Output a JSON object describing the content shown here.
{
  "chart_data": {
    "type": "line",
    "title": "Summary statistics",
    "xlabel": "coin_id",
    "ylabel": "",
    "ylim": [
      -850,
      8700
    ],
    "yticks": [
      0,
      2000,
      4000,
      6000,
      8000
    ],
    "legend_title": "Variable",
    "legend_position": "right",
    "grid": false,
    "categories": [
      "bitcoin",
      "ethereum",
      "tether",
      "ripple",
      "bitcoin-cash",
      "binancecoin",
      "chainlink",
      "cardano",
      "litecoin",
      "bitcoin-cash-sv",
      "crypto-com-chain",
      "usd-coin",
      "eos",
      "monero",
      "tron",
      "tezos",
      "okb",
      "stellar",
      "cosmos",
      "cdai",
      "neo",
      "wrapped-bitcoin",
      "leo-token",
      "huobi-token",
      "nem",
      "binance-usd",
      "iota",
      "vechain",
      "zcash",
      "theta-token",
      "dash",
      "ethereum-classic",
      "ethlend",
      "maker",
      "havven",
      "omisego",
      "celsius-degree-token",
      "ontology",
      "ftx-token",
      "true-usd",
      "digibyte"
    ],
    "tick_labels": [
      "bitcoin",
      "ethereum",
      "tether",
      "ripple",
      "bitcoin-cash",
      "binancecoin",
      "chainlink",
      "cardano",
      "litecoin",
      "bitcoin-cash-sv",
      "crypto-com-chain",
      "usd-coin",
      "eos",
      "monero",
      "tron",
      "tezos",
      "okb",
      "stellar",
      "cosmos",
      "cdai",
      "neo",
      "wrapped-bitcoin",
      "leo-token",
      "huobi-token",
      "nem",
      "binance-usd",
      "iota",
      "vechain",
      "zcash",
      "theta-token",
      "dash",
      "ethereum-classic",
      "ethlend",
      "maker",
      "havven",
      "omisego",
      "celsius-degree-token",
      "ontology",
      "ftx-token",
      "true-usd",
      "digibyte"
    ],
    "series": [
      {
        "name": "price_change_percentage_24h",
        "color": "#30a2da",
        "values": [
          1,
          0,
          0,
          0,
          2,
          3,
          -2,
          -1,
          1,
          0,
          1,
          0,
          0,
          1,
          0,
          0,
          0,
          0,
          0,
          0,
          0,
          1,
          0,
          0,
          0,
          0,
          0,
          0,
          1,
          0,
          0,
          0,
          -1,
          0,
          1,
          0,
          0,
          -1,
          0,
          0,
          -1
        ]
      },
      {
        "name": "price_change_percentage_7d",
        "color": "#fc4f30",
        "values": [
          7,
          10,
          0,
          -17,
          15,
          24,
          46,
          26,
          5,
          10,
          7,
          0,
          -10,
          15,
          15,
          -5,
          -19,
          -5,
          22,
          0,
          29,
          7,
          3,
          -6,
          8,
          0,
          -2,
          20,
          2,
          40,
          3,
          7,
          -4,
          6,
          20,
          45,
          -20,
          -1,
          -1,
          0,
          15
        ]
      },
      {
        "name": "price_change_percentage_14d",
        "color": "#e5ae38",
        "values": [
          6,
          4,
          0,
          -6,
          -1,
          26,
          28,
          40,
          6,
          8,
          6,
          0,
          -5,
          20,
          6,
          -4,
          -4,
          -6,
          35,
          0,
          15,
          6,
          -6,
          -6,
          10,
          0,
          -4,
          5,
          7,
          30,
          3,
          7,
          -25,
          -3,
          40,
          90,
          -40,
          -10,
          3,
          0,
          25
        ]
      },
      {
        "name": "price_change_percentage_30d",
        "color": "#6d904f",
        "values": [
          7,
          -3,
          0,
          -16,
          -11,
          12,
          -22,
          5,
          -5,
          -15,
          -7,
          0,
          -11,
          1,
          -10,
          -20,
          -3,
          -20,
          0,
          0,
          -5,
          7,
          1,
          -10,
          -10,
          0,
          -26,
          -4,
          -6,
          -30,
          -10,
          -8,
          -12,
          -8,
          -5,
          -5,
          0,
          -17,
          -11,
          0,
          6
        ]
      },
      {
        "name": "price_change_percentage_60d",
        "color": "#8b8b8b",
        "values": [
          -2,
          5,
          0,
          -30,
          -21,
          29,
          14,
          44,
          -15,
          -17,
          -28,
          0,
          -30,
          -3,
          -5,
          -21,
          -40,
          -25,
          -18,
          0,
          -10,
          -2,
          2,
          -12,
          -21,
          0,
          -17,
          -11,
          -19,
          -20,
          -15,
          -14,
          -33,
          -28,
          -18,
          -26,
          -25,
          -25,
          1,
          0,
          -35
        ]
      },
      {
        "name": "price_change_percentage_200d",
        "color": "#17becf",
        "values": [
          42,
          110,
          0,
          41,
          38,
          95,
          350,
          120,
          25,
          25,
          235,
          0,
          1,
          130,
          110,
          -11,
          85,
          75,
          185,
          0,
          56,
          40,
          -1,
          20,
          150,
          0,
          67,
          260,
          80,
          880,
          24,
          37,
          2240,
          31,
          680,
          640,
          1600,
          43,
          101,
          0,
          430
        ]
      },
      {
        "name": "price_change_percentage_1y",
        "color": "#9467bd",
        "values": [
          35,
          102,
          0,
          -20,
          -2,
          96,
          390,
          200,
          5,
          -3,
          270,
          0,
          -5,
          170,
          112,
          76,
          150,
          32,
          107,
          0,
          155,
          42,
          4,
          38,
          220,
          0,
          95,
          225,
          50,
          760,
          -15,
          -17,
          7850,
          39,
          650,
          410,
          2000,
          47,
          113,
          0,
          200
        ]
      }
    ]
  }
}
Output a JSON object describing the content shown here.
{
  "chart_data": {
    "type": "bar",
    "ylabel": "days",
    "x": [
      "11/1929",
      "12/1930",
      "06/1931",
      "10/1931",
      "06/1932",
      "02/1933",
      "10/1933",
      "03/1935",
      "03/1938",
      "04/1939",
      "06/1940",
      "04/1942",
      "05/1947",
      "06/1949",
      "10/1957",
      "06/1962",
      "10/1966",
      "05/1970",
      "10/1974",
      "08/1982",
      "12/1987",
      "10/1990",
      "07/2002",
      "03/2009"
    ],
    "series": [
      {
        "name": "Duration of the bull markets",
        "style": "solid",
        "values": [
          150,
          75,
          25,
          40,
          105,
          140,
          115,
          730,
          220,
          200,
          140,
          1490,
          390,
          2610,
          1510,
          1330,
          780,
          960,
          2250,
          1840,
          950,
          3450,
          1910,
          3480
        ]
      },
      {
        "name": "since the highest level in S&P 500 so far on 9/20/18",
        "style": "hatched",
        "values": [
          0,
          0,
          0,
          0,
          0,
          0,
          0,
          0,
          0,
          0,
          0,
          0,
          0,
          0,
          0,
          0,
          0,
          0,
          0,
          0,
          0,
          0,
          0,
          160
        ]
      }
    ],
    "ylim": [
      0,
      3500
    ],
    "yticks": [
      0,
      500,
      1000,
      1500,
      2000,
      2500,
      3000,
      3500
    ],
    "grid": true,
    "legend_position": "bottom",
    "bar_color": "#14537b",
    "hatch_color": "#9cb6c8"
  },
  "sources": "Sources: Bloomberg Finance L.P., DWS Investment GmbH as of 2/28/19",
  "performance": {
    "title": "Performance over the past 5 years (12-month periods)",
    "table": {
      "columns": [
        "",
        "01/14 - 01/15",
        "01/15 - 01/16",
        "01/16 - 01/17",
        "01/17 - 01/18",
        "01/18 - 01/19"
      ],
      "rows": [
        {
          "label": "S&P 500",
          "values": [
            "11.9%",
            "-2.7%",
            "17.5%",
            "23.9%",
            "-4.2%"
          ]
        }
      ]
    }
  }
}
==============================
Restate the listing above word for word.

▶ _WRITTEN SOLUTION_:
Output a JSON object describing the content shown here.
{
  "chart_data": {
    "type": "line",
    "title": "Summary statistics",
    "xlabel": "coin_id",
    "ylabel": "",
    "ylim": [
      -850,
      8700
    ],
    "yticks": [
      0,
      2000,
      4000,
      6000,
      8000
    ],
    "legend_title": "Variable",
    "legend_position": "right",
    "grid": false,
    "categories": [
      "bitcoin",
      "ethereum",
      "tether",
      "ripple",
      "bitcoin-cash",
      "binancecoin",
      "chainlink",
      "cardano",
      "litecoin",
      "bitcoin-cash-sv",
      "crypto-com-chain",
      "usd-coin",
      "eos",
      "monero",
      "tron",
      "tezos",
      "okb",
      "stellar",
      "cosmos",
      "cdai",
      "neo",
      "wrapped-bitcoin",
      "leo-token",
      "huobi-token",
      "nem",
      "binance-usd",
      "iota",
      "vechain",
      "zcash",
      "theta-token",
      "dash",
      "ethereum-classic",
      "ethlend",
      "maker",
      "havven",
      "omisego",
      "celsius-degree-token",
      "ontology",
      "ftx-token",
      "true-usd",
      "digibyte"
    ],
    "tick_labels": [
      "bitcoin",
      "ethereum",
      "tether",
      "ripple",
      "bitcoin-cash",
      "binancecoin",
      "chainlink",
      "cardano",
      "litecoin",
      "bitcoin-cash-sv",
      "crypto-com-chain",
      "usd-coin",
      "eos",
      "monero",
      "tron",
      "tezos",
      "okb",
      "stellar",
      "cosmos",
      "cdai",
      "neo",
      "wrapped-bitcoin",
      "leo-token",
      "huobi-token",
      "nem",
      "binance-usd",
      "iota",
      "vechain",
      "zcash",
      "theta-token",
      "dash",
      "ethereum-classic",
      "ethlend",
      "maker",
      "havven",
      "omisego",
      "celsius-degree-token",
      "ontology",
      "ftx-token",
      "true-usd",
      "digibyte"
    ],
    "series": [
      {
        "name": "price_change_percentage_24h",
        "color": "#30a2da",
        "values": [
          1,
          0,
          0,
          0,
          2,
          3,
          -2,
          -1,
          1,
          0,
          1,
          0,
          0,
          1,
          0,
          0,
          0,
          0,
          0,
          0,
          0,
          1,
          0,
          0,
          0,
          0,
          0,
          0,
          1,
          0,
          0,
          0,
          -1,
          0,
          1,
          0,
          0,
          -1,
          0,
          0,
          -1
        ]
      },
      {
        "name": "price_change_percentage_7d",
        "color": "#fc4f30",
        "values": [
          7,
          10,
          0,
          -17,
          15,
          24,
          46,
          26,
          5,
          10,
          7,
          0,
          -10,
          15,
          15,
          -5,
          -19,
          -5,
          22,
          0,
          29,
          7,
          3,
          -6,
          8,
          0,
          -2,
          20,
          2,
          40,
          3,
          7,
          -4,
          6,
          20,
          45,
          -20,
          -1,
          -1,
          0,
          15
        ]
      },
      {
        "name": "price_change_percentage_14d",
        "color": "#e5ae38",
        "values": [
          6,
          4,
          0,
          -6,
          -1,
          26,
          28,
          40,
          6,
          8,
          6,
          0,
          -5,
          20,
          6,
          -4,
          -4,
          -6,
          35,
          0,
          15,
          6,
          -6,
          -6,
          10,
          0,
          -4,
          5,
          7,
          30,
          3,
          7,
          -25,
          -3,
          40,
          90,
          -40,
          -10,
          3,
          0,
          25
        ]
      },
      {
        "name": "price_change_percentage_30d",
        "color": "#6d904f",
        "values": [
          7,
          -3,
          0,
          -16,
          -11,
          12,
          -22,
          5,
          -5,
          -15,
          -7,
          0,
          -11,
          1,
          -10,
          -20,
          -3,
          -20,
          0,
          0,
          -5,
          7,
          1,
          -10,
          -10,
          0,
          -26,
          -4,
          -6,
          -30,
          -10,
          -8,
          -12,
          -8,
          -5,
          -5,
          0,
          -17,
          -11,
          0,
          6
        ]
      },
      {
        "name": "price_change_percentage_60d",
        "color": "#8b8b8b",
        "values": [
          -2,
          5,
          0,
          -30,
          -21,
          29,
          14,
          44,
          -15,
          -17,
          -28,
          0,
          -30,
          -3,
          -5,
          -21,
          -40,
          -25,
          -18,
          0,
          -10,
          -2,
          2,
          -12,
          -21,
          0,
          -17,
          -11,
          -19,
          -20,
          -15,
          -14,
          -33,
          -28,
          -18,
          -26,
          -25,
          -25,
          1,
          0,
          -35
        ]
      },
      {
        "name": "price_change_percentage_200d",
        "color": "#17becf",
        "values": [
          42,
          110,
          0,
          41,
          38,
          95,
          350,
          120,
          25,
          25,
          235,
          0,
          1,
          130,
          110,
          -11,
          85,
          75,
          185,
          0,
          56,
          40,
          -1,
          20,
          150,
          0,
          67,
          260,
          80,
          880,
          24,
          37,
          2240,
          31,
          680,
          640,
          1600,
          43,
          101,
          0,
          430
        ]
      },
      {
        "name": "price_change_percentage_1y",
        "color": "#9467bd",
        "values": [
          35,
          102,
          0,
          -20,
          -2,
          96,
          390,
          200,
          5,
          -3,
          270,
          0,
          -5,
          170,
          112,
          76,
          150,
          32,
          107,
          0,
          155,
          42,
          4,
          38,
          220,
          0,
          95,
          225,
          50,
          760,
          -15,
          -17,
          7850,
          39,
          650,
          410,
          2000,
          47,
          113,
          0,
          200
        ]
      }
    ]
  }
}
Output a JSON object describing the content shown here.
{
  "chart_data": {
    "type": "bar",
    "ylabel": "days",
    "x": [
      "11/1929",
      "12/1930",
      "06/1931",
      "10/1931",
      "06/1932",
      "02/1933",
      "10/1933",
      "03/1935",
      "03/1938",
      "04/1939",
      "06/1940",
      "04/1942",
      "05/1947",
      "06/1949",
      "10/1957",
      "06/1962",
      "10/1966",
      "05/1970",
      "10/1974",
      "08/1982",
      "12/1987",
      "10/1990",
      "07/2002",
      "03/2009"
    ],
    "series": [
      {
        "name": "Duration of the bull markets",
        "style": "solid",
        "values": [
          150,
          75,
          25,
          40,
          105,
          140,
          115,
          730,
          220,
          200,
          140,
          1490,
          390,
          2610,
          1510,
          1330,
          780,
          960,
          2250,
          1840,
          950,
          3450,
          1910,
          3480
        ]
      },
      {
        "name": "since the highest level in S&P 500 so far on 9/20/18",
        "style": "hatched",
        "values": [
          0,
          0,
          0,
          0,
          0,
          0,
          0,
          0,
          0,
          0,
          0,
          0,
          0,
          0,
          0,
          0,
          0,
          0,
          0,
          0,
          0,
          0,
          0,
          160
        ]
      }
    ],
    "ylim": [
      0,
      3500
    ],
    "yticks": [
      0,
      500,
      1000,
      1500,
      2000,
      2500,
      3000,
      3500
    ],
    "grid": true,
    "legend_position": "bottom",
    "bar_color": "#14537b",
    "hatch_color": "#9cb6c8"
  },
  "sources": "Sources: Bloomberg Finance L.P., DWS Investment GmbH as of 2/28/19",
  "performance": {
    "title": "Performance over the past 5 years (12-month periods)",
    "table": {
      "columns": [
        "",
        "01/14 - 01/15",
        "01/15 - 01/16",
        "01/16 - 01/17",
        "01/17 - 01/18",
        "01/18 - 01/19"
      ],
      "rows": [
        {
          "label": "S&P 500",
          "values": [
            "11.9%",
            "-2.7%",
            "17.5%",
            "23.9%",
            "-4.2%"
          ]
        }
      ]
    }
  }
}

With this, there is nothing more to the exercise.